- [YOUR TASK]: Find every line in the records below that holds the word "positive" and copy it.
--- Start of MATERIAL ---
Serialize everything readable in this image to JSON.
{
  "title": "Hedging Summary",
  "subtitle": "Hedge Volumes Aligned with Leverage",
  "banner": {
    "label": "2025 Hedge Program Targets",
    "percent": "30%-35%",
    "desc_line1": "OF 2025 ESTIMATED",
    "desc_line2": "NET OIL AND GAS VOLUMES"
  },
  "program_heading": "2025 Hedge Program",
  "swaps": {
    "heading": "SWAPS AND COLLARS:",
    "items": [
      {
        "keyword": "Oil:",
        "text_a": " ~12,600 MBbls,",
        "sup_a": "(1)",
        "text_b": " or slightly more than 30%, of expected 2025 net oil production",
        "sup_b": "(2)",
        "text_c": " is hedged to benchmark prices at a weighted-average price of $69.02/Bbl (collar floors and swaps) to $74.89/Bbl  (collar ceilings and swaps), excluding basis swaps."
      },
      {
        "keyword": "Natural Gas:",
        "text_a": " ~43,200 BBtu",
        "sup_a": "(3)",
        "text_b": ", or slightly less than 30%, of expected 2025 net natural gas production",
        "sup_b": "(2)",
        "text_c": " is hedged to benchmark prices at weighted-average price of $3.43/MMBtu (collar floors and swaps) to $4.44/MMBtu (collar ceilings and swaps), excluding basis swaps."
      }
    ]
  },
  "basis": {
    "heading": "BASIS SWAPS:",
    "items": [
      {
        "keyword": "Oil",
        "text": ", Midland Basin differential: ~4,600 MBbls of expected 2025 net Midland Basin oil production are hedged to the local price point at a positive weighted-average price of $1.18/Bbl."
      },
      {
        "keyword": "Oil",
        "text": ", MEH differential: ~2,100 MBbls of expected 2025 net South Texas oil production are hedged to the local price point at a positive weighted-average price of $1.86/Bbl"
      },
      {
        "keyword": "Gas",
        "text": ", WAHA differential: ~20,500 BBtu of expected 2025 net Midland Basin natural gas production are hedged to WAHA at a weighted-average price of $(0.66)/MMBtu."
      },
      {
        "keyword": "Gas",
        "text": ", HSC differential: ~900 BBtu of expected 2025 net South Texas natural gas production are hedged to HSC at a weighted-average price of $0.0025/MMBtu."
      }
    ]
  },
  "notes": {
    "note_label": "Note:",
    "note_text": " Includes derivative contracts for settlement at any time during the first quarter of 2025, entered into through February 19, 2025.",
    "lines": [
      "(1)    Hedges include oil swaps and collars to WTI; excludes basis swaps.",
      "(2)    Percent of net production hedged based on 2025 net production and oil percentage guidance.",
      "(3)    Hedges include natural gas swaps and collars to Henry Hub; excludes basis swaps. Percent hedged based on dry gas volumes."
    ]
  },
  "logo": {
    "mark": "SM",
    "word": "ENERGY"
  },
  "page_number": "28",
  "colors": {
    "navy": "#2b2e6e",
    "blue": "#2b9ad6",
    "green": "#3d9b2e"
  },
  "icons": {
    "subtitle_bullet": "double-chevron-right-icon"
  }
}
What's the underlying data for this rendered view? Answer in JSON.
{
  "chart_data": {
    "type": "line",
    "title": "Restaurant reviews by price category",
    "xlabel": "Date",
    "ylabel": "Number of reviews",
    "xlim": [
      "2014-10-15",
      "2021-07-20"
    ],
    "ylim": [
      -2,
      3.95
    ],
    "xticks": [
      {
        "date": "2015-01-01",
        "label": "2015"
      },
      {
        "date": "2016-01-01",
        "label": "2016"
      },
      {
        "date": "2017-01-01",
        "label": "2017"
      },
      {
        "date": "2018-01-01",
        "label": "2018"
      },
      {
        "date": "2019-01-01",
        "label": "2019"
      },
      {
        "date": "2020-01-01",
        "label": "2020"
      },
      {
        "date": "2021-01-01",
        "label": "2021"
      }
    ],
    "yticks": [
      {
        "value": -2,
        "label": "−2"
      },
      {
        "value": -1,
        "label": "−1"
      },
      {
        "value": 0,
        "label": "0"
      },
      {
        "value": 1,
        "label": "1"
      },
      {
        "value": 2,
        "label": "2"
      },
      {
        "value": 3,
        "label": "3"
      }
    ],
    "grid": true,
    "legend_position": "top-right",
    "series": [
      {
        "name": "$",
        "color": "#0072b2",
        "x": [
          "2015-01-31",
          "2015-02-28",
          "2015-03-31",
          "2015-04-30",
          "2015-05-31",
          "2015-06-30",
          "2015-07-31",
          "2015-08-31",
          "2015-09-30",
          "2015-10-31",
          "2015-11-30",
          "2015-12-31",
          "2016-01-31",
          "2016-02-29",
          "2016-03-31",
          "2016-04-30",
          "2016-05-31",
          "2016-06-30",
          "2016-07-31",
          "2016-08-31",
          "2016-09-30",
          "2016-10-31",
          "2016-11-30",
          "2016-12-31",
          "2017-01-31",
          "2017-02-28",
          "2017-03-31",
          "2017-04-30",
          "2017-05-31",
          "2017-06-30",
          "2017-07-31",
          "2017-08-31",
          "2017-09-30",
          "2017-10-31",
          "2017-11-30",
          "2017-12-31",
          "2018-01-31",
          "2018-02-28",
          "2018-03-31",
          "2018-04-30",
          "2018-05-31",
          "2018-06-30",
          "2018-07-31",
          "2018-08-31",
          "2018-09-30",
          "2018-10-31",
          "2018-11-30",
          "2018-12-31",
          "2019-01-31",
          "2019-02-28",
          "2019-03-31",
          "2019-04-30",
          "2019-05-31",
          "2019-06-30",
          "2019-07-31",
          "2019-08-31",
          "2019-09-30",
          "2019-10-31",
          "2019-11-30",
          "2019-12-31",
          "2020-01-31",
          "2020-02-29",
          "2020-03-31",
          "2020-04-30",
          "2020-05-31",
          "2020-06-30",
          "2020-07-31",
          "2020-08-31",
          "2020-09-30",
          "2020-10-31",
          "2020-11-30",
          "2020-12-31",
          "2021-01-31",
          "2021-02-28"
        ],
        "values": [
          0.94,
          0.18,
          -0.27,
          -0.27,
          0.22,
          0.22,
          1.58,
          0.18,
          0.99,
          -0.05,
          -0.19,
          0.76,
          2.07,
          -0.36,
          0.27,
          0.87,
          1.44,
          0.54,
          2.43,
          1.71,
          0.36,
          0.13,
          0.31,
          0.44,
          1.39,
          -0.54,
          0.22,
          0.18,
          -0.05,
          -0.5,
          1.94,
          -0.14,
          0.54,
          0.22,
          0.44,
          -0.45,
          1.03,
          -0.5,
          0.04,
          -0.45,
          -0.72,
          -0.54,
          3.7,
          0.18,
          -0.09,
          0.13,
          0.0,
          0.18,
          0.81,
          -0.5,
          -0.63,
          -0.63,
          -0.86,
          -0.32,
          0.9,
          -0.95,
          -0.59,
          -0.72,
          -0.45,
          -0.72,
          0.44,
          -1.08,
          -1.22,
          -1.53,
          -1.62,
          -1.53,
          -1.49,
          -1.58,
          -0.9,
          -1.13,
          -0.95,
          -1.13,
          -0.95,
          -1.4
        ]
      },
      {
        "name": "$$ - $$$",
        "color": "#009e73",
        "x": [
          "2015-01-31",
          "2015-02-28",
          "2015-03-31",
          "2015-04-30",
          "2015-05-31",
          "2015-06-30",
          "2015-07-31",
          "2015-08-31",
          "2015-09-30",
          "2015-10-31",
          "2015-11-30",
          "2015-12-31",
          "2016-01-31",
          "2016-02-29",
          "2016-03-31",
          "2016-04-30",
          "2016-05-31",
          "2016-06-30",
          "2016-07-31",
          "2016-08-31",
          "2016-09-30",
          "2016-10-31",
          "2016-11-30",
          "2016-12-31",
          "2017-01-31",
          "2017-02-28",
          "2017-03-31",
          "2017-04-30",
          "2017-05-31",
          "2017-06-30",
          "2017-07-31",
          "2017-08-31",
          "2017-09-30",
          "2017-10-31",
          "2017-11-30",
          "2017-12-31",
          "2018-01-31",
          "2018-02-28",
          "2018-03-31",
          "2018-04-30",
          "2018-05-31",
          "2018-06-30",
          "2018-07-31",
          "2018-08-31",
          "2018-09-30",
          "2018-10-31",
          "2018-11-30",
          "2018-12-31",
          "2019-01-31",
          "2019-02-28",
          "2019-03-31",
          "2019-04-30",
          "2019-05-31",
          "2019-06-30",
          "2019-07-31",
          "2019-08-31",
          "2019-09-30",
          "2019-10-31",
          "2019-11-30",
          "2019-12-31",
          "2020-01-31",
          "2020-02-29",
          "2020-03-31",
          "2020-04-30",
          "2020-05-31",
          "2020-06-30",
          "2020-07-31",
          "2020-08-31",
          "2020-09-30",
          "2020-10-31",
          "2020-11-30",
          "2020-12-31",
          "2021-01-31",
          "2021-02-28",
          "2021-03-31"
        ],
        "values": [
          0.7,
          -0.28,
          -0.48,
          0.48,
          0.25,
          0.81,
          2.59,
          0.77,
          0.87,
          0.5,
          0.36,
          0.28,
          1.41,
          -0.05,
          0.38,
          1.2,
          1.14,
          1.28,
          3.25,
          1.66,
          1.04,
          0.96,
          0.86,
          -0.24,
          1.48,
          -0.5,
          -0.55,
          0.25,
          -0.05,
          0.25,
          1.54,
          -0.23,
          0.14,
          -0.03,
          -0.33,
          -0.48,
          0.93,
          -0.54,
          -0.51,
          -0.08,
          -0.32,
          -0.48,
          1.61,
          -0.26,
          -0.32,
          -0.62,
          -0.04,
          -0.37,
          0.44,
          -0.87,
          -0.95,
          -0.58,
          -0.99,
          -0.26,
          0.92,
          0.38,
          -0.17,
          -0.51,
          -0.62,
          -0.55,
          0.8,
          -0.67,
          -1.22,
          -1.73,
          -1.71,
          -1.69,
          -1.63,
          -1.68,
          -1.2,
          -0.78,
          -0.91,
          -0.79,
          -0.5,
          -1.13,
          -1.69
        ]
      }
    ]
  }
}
--- End of MATERIAL ---
- [SOLUTION]:
        "text": ", Midland Basin differential: ~4,600 MBbls of expected 2025 net Midland Basin oil production are hedged to the local price point at a positive weighted-average price of $1.18/Bbl."
        "text": ", MEH differential: ~2,100 MBbls of expected 2025 net South Texas oil production are hedged to the local price point at a positive weighted-average price of $1.86/Bbl"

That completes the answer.